Page transcription entries:

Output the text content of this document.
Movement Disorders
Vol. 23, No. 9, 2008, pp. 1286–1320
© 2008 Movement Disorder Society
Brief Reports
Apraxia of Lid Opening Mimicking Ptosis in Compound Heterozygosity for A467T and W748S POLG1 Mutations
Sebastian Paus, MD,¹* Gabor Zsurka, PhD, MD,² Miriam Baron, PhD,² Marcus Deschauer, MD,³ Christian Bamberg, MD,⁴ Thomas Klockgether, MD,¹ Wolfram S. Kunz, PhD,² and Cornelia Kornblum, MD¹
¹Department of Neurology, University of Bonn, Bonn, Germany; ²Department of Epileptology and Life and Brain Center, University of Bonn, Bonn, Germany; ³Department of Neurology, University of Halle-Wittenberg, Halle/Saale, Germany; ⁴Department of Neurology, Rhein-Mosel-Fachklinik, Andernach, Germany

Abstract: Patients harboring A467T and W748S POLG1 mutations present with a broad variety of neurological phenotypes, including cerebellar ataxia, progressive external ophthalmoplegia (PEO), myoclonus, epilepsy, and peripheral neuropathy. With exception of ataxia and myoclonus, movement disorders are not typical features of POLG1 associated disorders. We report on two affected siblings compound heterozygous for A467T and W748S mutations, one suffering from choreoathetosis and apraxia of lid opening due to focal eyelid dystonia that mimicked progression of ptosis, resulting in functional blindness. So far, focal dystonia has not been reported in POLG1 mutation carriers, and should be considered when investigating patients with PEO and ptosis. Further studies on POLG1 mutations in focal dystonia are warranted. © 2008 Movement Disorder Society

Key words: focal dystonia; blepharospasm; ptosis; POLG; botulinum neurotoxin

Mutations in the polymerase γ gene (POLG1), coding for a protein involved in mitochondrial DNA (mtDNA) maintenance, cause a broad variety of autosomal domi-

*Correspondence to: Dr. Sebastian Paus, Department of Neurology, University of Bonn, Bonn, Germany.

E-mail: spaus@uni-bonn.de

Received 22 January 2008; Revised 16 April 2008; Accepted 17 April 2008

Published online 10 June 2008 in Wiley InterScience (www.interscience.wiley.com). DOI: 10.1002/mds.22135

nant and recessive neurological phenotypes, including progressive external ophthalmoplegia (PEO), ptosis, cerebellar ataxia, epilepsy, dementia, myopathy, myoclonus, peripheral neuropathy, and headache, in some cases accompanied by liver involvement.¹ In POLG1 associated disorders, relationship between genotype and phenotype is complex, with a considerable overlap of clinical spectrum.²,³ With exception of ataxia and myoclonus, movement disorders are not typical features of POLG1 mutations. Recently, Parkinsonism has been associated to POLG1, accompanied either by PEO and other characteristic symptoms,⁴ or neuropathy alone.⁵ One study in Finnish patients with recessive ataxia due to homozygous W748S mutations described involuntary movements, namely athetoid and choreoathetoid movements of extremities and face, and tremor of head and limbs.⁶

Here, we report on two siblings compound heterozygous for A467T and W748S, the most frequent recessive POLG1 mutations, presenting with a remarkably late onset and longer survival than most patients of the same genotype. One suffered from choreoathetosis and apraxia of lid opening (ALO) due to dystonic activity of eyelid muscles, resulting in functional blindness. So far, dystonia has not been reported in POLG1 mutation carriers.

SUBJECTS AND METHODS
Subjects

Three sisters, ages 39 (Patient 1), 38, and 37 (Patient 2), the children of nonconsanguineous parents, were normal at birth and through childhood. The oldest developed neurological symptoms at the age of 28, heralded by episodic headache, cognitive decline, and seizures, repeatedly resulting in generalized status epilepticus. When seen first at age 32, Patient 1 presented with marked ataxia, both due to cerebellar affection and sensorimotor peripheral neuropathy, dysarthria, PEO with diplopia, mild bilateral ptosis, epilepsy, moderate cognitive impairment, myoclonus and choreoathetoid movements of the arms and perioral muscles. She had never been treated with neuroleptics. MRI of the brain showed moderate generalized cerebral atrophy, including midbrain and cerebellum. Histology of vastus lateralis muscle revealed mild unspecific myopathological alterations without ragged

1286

→ TASK ITEM: What is needed is each line of the data, printed exactly.

→ EXERCISE SOLUTION:
Output the text content of this document.
Movement Disorders
Vol. 23, No. 9, 2008, pp. 1286–1320
© 2008 Movement Disorder Society
Brief Reports
Apraxia of Lid Opening Mimicking Ptosis in Compound Heterozygosity for A467T and W748S POLG1 Mutations
Sebastian Paus, MD,¹* Gabor Zsurka, PhD, MD,² Miriam Baron, PhD,² Marcus Deschauer, MD,³ Christian Bamberg, MD,⁴ Thomas Klockgether, MD,¹ Wolfram S. Kunz, PhD,² and Cornelia Kornblum, MD¹
¹Department of Neurology, University of Bonn, Bonn, Germany; ²Department of Epileptology and Life and Brain Center, University of Bonn, Bonn, Germany; ³Department of Neurology, University of Halle-Wittenberg, Halle/Saale, Germany; ⁴Department of Neurology, Rhein-Mosel-Fachklinik, Andernach, Germany

Abstract: Patients harboring A467T and W748S POLG1 mutations present with a broad variety of neurological phenotypes, including cerebellar ataxia, progressive external ophthalmoplegia (PEO), myoclonus, epilepsy, and peripheral neuropathy. With exception of ataxia and myoclonus, movement disorders are not typical features of POLG1 associated disorders. We report on two affected siblings compound heterozygous for A467T and W748S mutations, one suffering from choreoathetosis and apraxia of lid opening due to focal eyelid dystonia that mimicked progression of ptosis, resulting in functional blindness. So far, focal dystonia has not been reported in POLG1 mutation carriers, and should be considered when investigating patients with PEO and ptosis. Further studies on POLG1 mutations in focal dystonia are warranted. © 2008 Movement Disorder Society

Key words: focal dystonia; blepharospasm; ptosis; POLG; botulinum neurotoxin

Mutations in the polymerase γ gene (POLG1), coding for a protein involved in mitochondrial DNA (mtDNA) maintenance, cause a broad variety of autosomal domi-

*Correspondence to: Dr. Sebastian Paus, Department of Neurology, University of Bonn, Bonn, Germany.

E-mail: spaus@uni-bonn.de

Received 22 January 2008; Revised 16 April 2008; Accepted 17 April 2008

Published online 10 June 2008 in Wiley InterScience (www.interscience.wiley.com). DOI: 10.1002/mds.22135

nant and recessive neurological phenotypes, including progressive external ophthalmoplegia (PEO), ptosis, cerebellar ataxia, epilepsy, dementia, myopathy, myoclonus, peripheral neuropathy, and headache, in some cases accompanied by liver involvement.¹ In POLG1 associated disorders, relationship between genotype and phenotype is complex, with a considerable overlap of clinical spectrum.²,³ With exception of ataxia and myoclonus, movement disorders are not typical features of POLG1 mutations. Recently, Parkinsonism has been associated to POLG1, accompanied either by PEO and other characteristic symptoms,⁴ or neuropathy alone.⁵ One study in Finnish patients with recessive ataxia due to homozygous W748S mutations described involuntary movements, namely athetoid and choreoathetoid movements of extremities and face, and tremor of head and limbs.⁶

Here, we report on two siblings compound heterozygous for A467T and W748S, the most frequent recessive POLG1 mutations, presenting with a remarkably late onset and longer survival than most patients of the same genotype. One suffered from choreoathetosis and apraxia of lid opening (ALO) due to dystonic activity of eyelid muscles, resulting in functional blindness. So far, dystonia has not been reported in POLG1 mutation carriers.

SUBJECTS AND METHODS
Subjects

Three sisters, ages 39 (Patient 1), 38, and 37 (Patient 2), the children of nonconsanguineous parents, were normal at birth and through childhood. The oldest developed neurological symptoms at the age of 28, heralded by episodic headache, cognitive decline, and seizures, repeatedly resulting in generalized status epilepticus. When seen first at age 32, Patient 1 presented with marked ataxia, both due to cerebellar affection and sensorimotor peripheral neuropathy, dysarthria, PEO with diplopia, mild bilateral ptosis, epilepsy, moderate cognitive impairment, myoclonus and choreoathetoid movements of the arms and perioral muscles. She had never been treated with neuroleptics. MRI of the brain showed moderate generalized cerebral atrophy, including midbrain and cerebellum. Histology of vastus lateralis muscle revealed mild unspecific myopathological alterations without ragged

1286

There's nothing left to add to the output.